▶ _SET TASK_:
Copy every entry exactly as given, minus the images.

══ THE RECORDS

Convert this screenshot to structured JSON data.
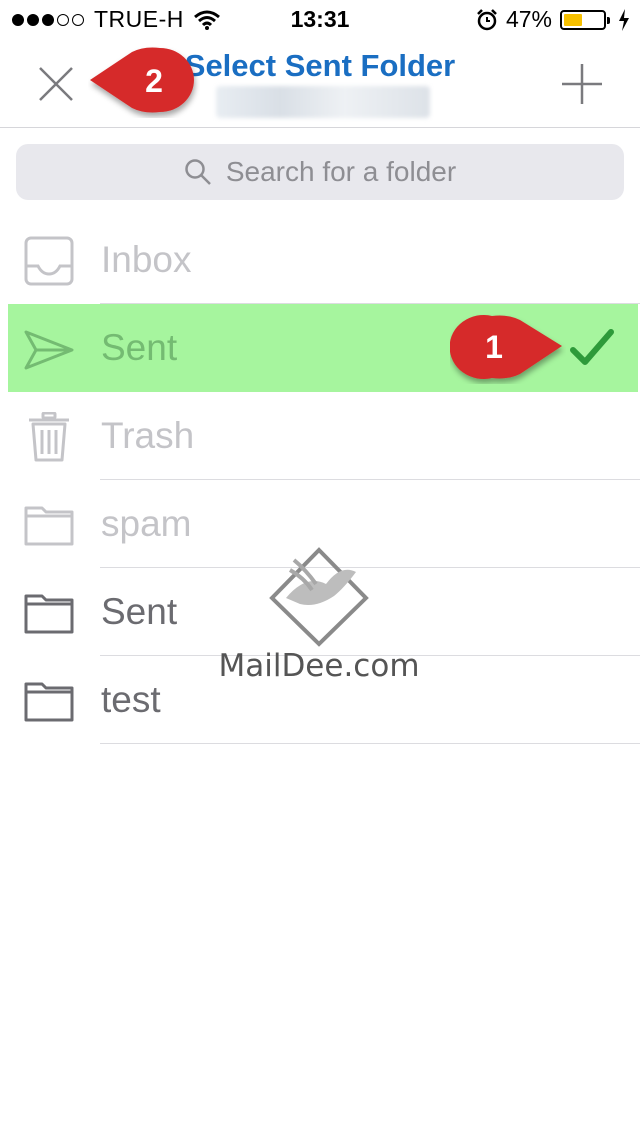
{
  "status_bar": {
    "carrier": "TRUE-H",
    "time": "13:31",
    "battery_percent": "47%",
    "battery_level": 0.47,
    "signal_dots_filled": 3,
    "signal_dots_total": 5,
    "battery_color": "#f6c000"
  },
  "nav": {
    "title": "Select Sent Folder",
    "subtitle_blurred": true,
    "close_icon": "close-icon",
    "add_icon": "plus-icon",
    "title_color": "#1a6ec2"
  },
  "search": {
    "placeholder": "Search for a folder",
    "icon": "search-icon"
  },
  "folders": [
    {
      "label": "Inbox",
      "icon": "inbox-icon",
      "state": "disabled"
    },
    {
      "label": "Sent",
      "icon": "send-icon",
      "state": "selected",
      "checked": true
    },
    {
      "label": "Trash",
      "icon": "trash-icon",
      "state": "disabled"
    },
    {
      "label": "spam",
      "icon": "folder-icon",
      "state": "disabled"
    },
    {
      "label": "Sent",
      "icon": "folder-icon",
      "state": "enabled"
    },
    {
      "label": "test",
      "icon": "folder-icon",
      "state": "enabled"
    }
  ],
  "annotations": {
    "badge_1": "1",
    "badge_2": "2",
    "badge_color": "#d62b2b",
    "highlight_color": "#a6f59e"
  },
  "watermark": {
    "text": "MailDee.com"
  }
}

════

▶ _OUTPUT FOR THIS TASK_:
Convert this screenshot to structured JSON data.
{
  "status_bar": {
    "carrier": "TRUE-H",
    "time": "13:31",
    "battery_percent": "47%",
    "battery_level": 0.47,
    "signal_dots_filled": 3,
    "signal_dots_total": 5,
    "battery_color": "#f6c000"
  },
  "nav": {
    "title": "Select Sent Folder",
    "subtitle_blurred": true,
    "close_icon": "close-icon",
    "add_icon": "plus-icon",
    "title_color": "#1a6ec2"
  },
  "search": {
    "placeholder": "Search for a folder",
    "icon": "search-icon"
  },
  "folders": [
    {
      "label": "Inbox",
      "icon": "inbox-icon",
      "state": "disabled"
    },
    {
      "label": "Sent",
      "icon": "send-icon",
      "state": "selected",
      "checked": true
    },
    {
      "label": "Trash",
      "icon": "trash-icon",
      "state": "disabled"
    },
    {
      "label": "spam",
      "icon": "folder-icon",
      "state": "disabled"
    },
    {
      "label": "Sent",
      "icon": "folder-icon",
      "state": "enabled"
    },
    {
      "label": "test",
      "icon": "folder-icon",
      "state": "enabled"
    }
  ],
  "annotations": {
    "badge_1": "1",
    "badge_2": "2",
    "badge_color": "#d62b2b",
    "highlight_color": "#a6f59e"
  },
  "watermark": {
    "text": "MailDee.com"
  }
}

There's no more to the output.